TASK TO COMPLETE
Pick out the lines below with "title" and list them.

· · ·

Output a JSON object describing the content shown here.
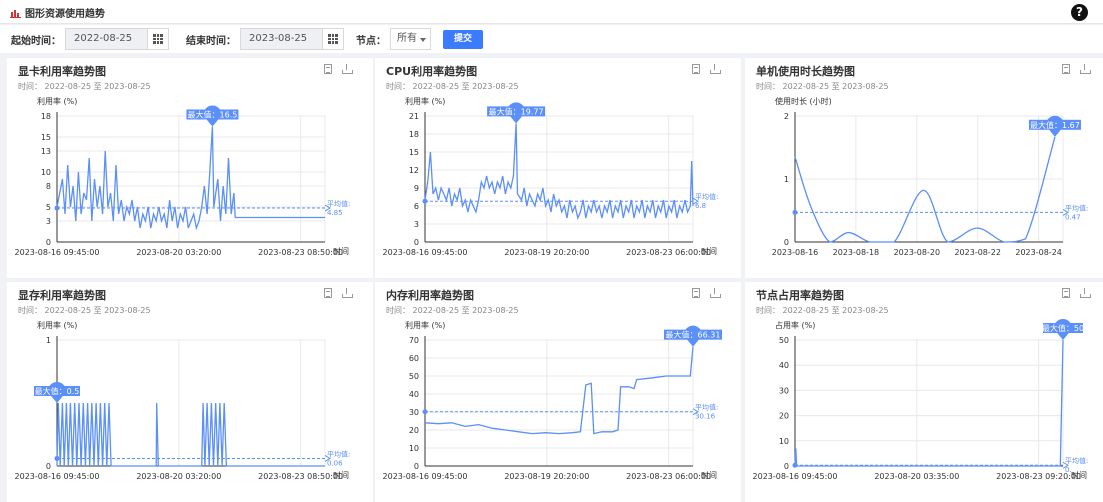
{
  "header": {
    "title": "图形资源使用趋势",
    "help": "?"
  },
  "filters": {
    "start_label": "起始时间：",
    "start_value": "2022-08-25",
    "end_label": "结束时间：",
    "end_value": "2023-08-25",
    "node_label": "节点：",
    "node_value": "所有",
    "submit_label": "提交"
  },
  "colors": {
    "line": "#5b8ff9",
    "accent": "#3a7bff",
    "grid": "#e8e8e8"
  },
  "panels": [
    {
      "title": "显卡利用率趋势图",
      "time": "时间：  2022-08-25 至 2023-08-25",
      "chart_data": {
        "type": "line",
        "ylabel": "利用率 (%)",
        "xlabel": "时间",
        "ylim": [
          0,
          18
        ],
        "yticks": [
          0,
          3,
          5,
          8,
          10,
          13,
          15,
          18
        ],
        "xticks": [
          "2023-08-16 09:45:00",
          "2023-08-20 03:20:00",
          "2023-08-23 08:50:00"
        ],
        "max_label": "最大值：16.5",
        "max_value": 16.5,
        "max_pos": 0.58,
        "avg_label": "平均值:",
        "avg_value": "4.85",
        "avg": 4.85,
        "smooth": false,
        "points": [
          [
            0.0,
            5
          ],
          [
            0.01,
            7
          ],
          [
            0.02,
            9
          ],
          [
            0.03,
            4
          ],
          [
            0.04,
            11
          ],
          [
            0.05,
            5
          ],
          [
            0.06,
            8
          ],
          [
            0.07,
            3
          ],
          [
            0.08,
            10
          ],
          [
            0.09,
            4
          ],
          [
            0.1,
            7
          ],
          [
            0.11,
            6
          ],
          [
            0.12,
            12
          ],
          [
            0.13,
            3
          ],
          [
            0.14,
            9
          ],
          [
            0.15,
            5
          ],
          [
            0.16,
            8
          ],
          [
            0.17,
            4
          ],
          [
            0.18,
            13
          ],
          [
            0.19,
            5
          ],
          [
            0.2,
            7
          ],
          [
            0.21,
            3
          ],
          [
            0.22,
            11
          ],
          [
            0.23,
            4
          ],
          [
            0.24,
            6
          ],
          [
            0.25,
            3
          ],
          [
            0.26,
            5
          ],
          [
            0.27,
            4
          ],
          [
            0.28,
            6
          ],
          [
            0.29,
            3
          ],
          [
            0.3,
            5
          ],
          [
            0.31,
            2
          ],
          [
            0.32,
            4
          ],
          [
            0.33,
            3
          ],
          [
            0.34,
            5
          ],
          [
            0.35,
            2
          ],
          [
            0.36,
            4
          ],
          [
            0.37,
            3
          ],
          [
            0.38,
            5
          ],
          [
            0.39,
            3
          ],
          [
            0.4,
            4
          ],
          [
            0.41,
            2
          ],
          [
            0.42,
            6
          ],
          [
            0.43,
            3
          ],
          [
            0.44,
            5
          ],
          [
            0.45,
            2
          ],
          [
            0.46,
            4
          ],
          [
            0.47,
            3
          ],
          [
            0.48,
            5
          ],
          [
            0.49,
            2
          ],
          [
            0.5,
            3
          ],
          [
            0.51,
            4
          ],
          [
            0.52,
            2
          ],
          [
            0.53,
            3
          ],
          [
            0.54,
            5
          ],
          [
            0.55,
            8
          ],
          [
            0.56,
            4
          ],
          [
            0.57,
            10
          ],
          [
            0.58,
            16.5
          ],
          [
            0.585,
            5
          ],
          [
            0.6,
            9
          ],
          [
            0.61,
            3
          ],
          [
            0.62,
            8
          ],
          [
            0.63,
            4
          ],
          [
            0.64,
            12
          ],
          [
            0.65,
            4
          ],
          [
            0.66,
            7
          ],
          [
            0.665,
            3.5
          ],
          [
            1.0,
            3.5
          ]
        ]
      }
    },
    {
      "title": "CPU利用率趋势图",
      "time": "时间：  2022-08-25 至 2023-08-25",
      "chart_data": {
        "type": "line",
        "ylabel": "利用率 (%)",
        "xlabel": "时间",
        "ylim": [
          0,
          21
        ],
        "yticks": [
          0,
          3,
          6,
          9,
          12,
          15,
          18,
          21
        ],
        "xticks": [
          "2023-08-16 09:45:00",
          "2023-08-19 20:20:00",
          "2023-08-23 06:00:00"
        ],
        "max_label": "最大值：19.77",
        "max_value": 19.77,
        "max_pos": 0.34,
        "avg_label": "平均值:",
        "avg_value": "6.8",
        "avg": 6.8,
        "smooth": false,
        "points": [
          [
            0.0,
            7
          ],
          [
            0.01,
            10
          ],
          [
            0.02,
            15
          ],
          [
            0.03,
            8
          ],
          [
            0.04,
            9
          ],
          [
            0.05,
            7
          ],
          [
            0.06,
            9
          ],
          [
            0.07,
            8
          ],
          [
            0.08,
            7
          ],
          [
            0.09,
            9
          ],
          [
            0.1,
            6
          ],
          [
            0.11,
            8
          ],
          [
            0.12,
            7
          ],
          [
            0.13,
            9
          ],
          [
            0.14,
            6
          ],
          [
            0.15,
            7
          ],
          [
            0.16,
            5
          ],
          [
            0.17,
            7
          ],
          [
            0.18,
            6
          ],
          [
            0.19,
            5
          ],
          [
            0.2,
            7
          ],
          [
            0.21,
            10
          ],
          [
            0.22,
            9
          ],
          [
            0.23,
            11
          ],
          [
            0.24,
            9
          ],
          [
            0.25,
            10
          ],
          [
            0.26,
            8
          ],
          [
            0.27,
            10
          ],
          [
            0.28,
            9
          ],
          [
            0.29,
            11
          ],
          [
            0.3,
            8
          ],
          [
            0.31,
            10
          ],
          [
            0.32,
            9
          ],
          [
            0.33,
            11
          ],
          [
            0.34,
            19.77
          ],
          [
            0.345,
            8
          ],
          [
            0.36,
            7
          ],
          [
            0.37,
            9
          ],
          [
            0.38,
            6
          ],
          [
            0.39,
            8
          ],
          [
            0.4,
            7
          ],
          [
            0.41,
            6
          ],
          [
            0.42,
            8
          ],
          [
            0.43,
            7
          ],
          [
            0.44,
            9
          ],
          [
            0.45,
            6
          ],
          [
            0.46,
            7
          ],
          [
            0.47,
            5
          ],
          [
            0.48,
            8
          ],
          [
            0.49,
            6
          ],
          [
            0.5,
            7
          ],
          [
            0.51,
            5
          ],
          [
            0.52,
            6
          ],
          [
            0.53,
            4
          ],
          [
            0.54,
            7
          ],
          [
            0.55,
            5
          ],
          [
            0.56,
            6
          ],
          [
            0.57,
            4
          ],
          [
            0.58,
            5
          ],
          [
            0.59,
            7
          ],
          [
            0.6,
            4
          ],
          [
            0.61,
            6
          ],
          [
            0.62,
            5
          ],
          [
            0.63,
            7
          ],
          [
            0.64,
            5
          ],
          [
            0.65,
            6
          ],
          [
            0.66,
            4
          ],
          [
            0.67,
            6
          ],
          [
            0.68,
            5
          ],
          [
            0.69,
            7
          ],
          [
            0.7,
            4
          ],
          [
            0.71,
            6
          ],
          [
            0.72,
            5
          ],
          [
            0.73,
            7
          ],
          [
            0.74,
            4
          ],
          [
            0.75,
            6
          ],
          [
            0.76,
            5
          ],
          [
            0.77,
            7
          ],
          [
            0.78,
            4
          ],
          [
            0.79,
            6
          ],
          [
            0.8,
            5
          ],
          [
            0.81,
            7
          ],
          [
            0.82,
            4
          ],
          [
            0.83,
            6
          ],
          [
            0.84,
            5
          ],
          [
            0.85,
            7
          ],
          [
            0.86,
            4
          ],
          [
            0.87,
            6
          ],
          [
            0.88,
            5
          ],
          [
            0.89,
            7
          ],
          [
            0.9,
            4
          ],
          [
            0.91,
            6
          ],
          [
            0.92,
            5
          ],
          [
            0.93,
            7
          ],
          [
            0.94,
            4
          ],
          [
            0.95,
            6
          ],
          [
            0.96,
            5
          ],
          [
            0.97,
            7
          ],
          [
            0.98,
            5
          ],
          [
            0.99,
            6
          ],
          [
            0.995,
            13.5
          ],
          [
            1.0,
            6
          ]
        ]
      }
    },
    {
      "title": "单机使用时长趋势图",
      "time": "时间：  2022-08-25 至 2023-08-25",
      "chart_data": {
        "type": "line",
        "ylabel": "使用时长 (小时)",
        "xlabel": "",
        "ylim": [
          0,
          2
        ],
        "yticks": [
          0,
          1,
          2
        ],
        "xticks": [
          "2023-08-16",
          "2023-08-18",
          "2023-08-20",
          "2023-08-22",
          "2023-08-24"
        ],
        "max_label": "最大值：1.67",
        "max_value": 1.67,
        "max_pos": 0.97,
        "avg_label": "平均值:",
        "avg_value": "0.47",
        "avg": 0.47,
        "smooth": true,
        "points": [
          [
            0.0,
            1.35
          ],
          [
            0.06,
            0.55
          ],
          [
            0.13,
            0.0
          ],
          [
            0.2,
            0.15
          ],
          [
            0.28,
            0.0
          ],
          [
            0.37,
            0.0
          ],
          [
            0.48,
            0.82
          ],
          [
            0.57,
            0.0
          ],
          [
            0.68,
            0.22
          ],
          [
            0.78,
            0.0
          ],
          [
            0.86,
            0.05
          ],
          [
            0.97,
            1.67
          ]
        ]
      }
    },
    {
      "title": "显存利用率趋势图",
      "time": "时间：  2022-08-25 至 2023-08-25",
      "chart_data": {
        "type": "line",
        "ylabel": "利用率 (%)",
        "xlabel": "时间",
        "ylim": [
          0,
          1
        ],
        "yticks": [
          0,
          1
        ],
        "xticks": [
          "2023-08-16 09:45:00",
          "2023-08-20 03:20:00",
          "2023-08-23 08:50:00"
        ],
        "max_label": "最大值：0.5",
        "max_value": 0.5,
        "max_pos": 0.0,
        "avg_label": "平均值:",
        "avg_value": "0.06",
        "avg": 0.06,
        "smooth": false,
        "points": [
          [
            0.0,
            0
          ],
          [
            0.005,
            0.5
          ],
          [
            0.012,
            0
          ],
          [
            0.02,
            0.5
          ],
          [
            0.027,
            0
          ],
          [
            0.035,
            0.5
          ],
          [
            0.042,
            0
          ],
          [
            0.05,
            0.5
          ],
          [
            0.058,
            0
          ],
          [
            0.066,
            0.5
          ],
          [
            0.074,
            0
          ],
          [
            0.082,
            0.5
          ],
          [
            0.09,
            0
          ],
          [
            0.098,
            0.5
          ],
          [
            0.106,
            0
          ],
          [
            0.114,
            0.5
          ],
          [
            0.122,
            0
          ],
          [
            0.13,
            0.5
          ],
          [
            0.138,
            0
          ],
          [
            0.146,
            0.5
          ],
          [
            0.154,
            0
          ],
          [
            0.162,
            0.5
          ],
          [
            0.17,
            0
          ],
          [
            0.178,
            0.5
          ],
          [
            0.186,
            0
          ],
          [
            0.194,
            0.5
          ],
          [
            0.202,
            0
          ],
          [
            0.37,
            0
          ],
          [
            0.372,
            0.5
          ],
          [
            0.378,
            0
          ],
          [
            0.54,
            0
          ],
          [
            0.545,
            0.5
          ],
          [
            0.552,
            0
          ],
          [
            0.56,
            0.5
          ],
          [
            0.568,
            0
          ],
          [
            0.576,
            0.5
          ],
          [
            0.584,
            0
          ],
          [
            0.592,
            0.5
          ],
          [
            0.6,
            0
          ],
          [
            0.608,
            0.5
          ],
          [
            0.616,
            0
          ],
          [
            0.624,
            0.5
          ],
          [
            0.632,
            0
          ],
          [
            1.0,
            0
          ]
        ]
      }
    },
    {
      "title": "内存利用率趋势图",
      "time": "时间：  2022-08-25 至 2023-08-25",
      "chart_data": {
        "type": "line",
        "ylabel": "利用率 (%)",
        "xlabel": "时间",
        "ylim": [
          0,
          70
        ],
        "yticks": [
          0,
          10,
          20,
          30,
          40,
          50,
          60,
          70
        ],
        "xticks": [
          "2023-08-16 09:45:00",
          "2023-08-19 20:20:00",
          "2023-08-23 06:00:00"
        ],
        "max_label": "最大值：66.31",
        "max_value": 66.31,
        "max_pos": 1.0,
        "avg_label": "平均值:",
        "avg_value": "30.16",
        "avg": 30.16,
        "smooth": false,
        "points": [
          [
            0.0,
            24
          ],
          [
            0.05,
            23.5
          ],
          [
            0.1,
            24
          ],
          [
            0.15,
            22
          ],
          [
            0.2,
            23
          ],
          [
            0.25,
            21
          ],
          [
            0.3,
            20
          ],
          [
            0.35,
            19
          ],
          [
            0.4,
            18
          ],
          [
            0.45,
            18.5
          ],
          [
            0.5,
            18
          ],
          [
            0.55,
            18.5
          ],
          [
            0.58,
            19
          ],
          [
            0.6,
            45
          ],
          [
            0.62,
            46
          ],
          [
            0.63,
            18
          ],
          [
            0.66,
            19
          ],
          [
            0.7,
            19
          ],
          [
            0.72,
            20
          ],
          [
            0.73,
            44
          ],
          [
            0.76,
            44
          ],
          [
            0.78,
            43
          ],
          [
            0.79,
            48
          ],
          [
            0.85,
            49
          ],
          [
            0.9,
            50
          ],
          [
            0.95,
            50
          ],
          [
            0.99,
            50
          ],
          [
            1.0,
            66.31
          ]
        ]
      }
    },
    {
      "title": "节点占用率趋势图",
      "time": "时间：  2022-08-25 至 2023-08-25",
      "chart_data": {
        "type": "line",
        "ylabel": "占用率 (%)",
        "xlabel": "时间",
        "ylim": [
          0,
          50
        ],
        "yticks": [
          0,
          10,
          20,
          30,
          40,
          50
        ],
        "xticks": [
          "2023-08-16 09:45:00",
          "2023-08-20 03:35:00",
          "2023-08-23 09:20:00"
        ],
        "max_label": "最大值：50",
        "max_value": 50,
        "max_pos": 1.0,
        "avg_label": "平均值:",
        "avg_value": "0.",
        "avg": 0.3,
        "smooth": false,
        "points": [
          [
            0.0,
            0
          ],
          [
            0.003,
            7
          ],
          [
            0.006,
            0
          ],
          [
            0.99,
            0
          ],
          [
            1.0,
            50
          ]
        ]
      }
    }
  ]
}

· · ·

THE COMPLETED TASK
    "title": "图形资源使用趋势",
      "title": "显卡利用率趋势图",
      "title": "CPU利用率趋势图",
      "title": "单机使用时长趋势图",
      "title": "显存利用率趋势图",
      "title": "内存利用率趋势图",
      "title": "节点占用率趋势图",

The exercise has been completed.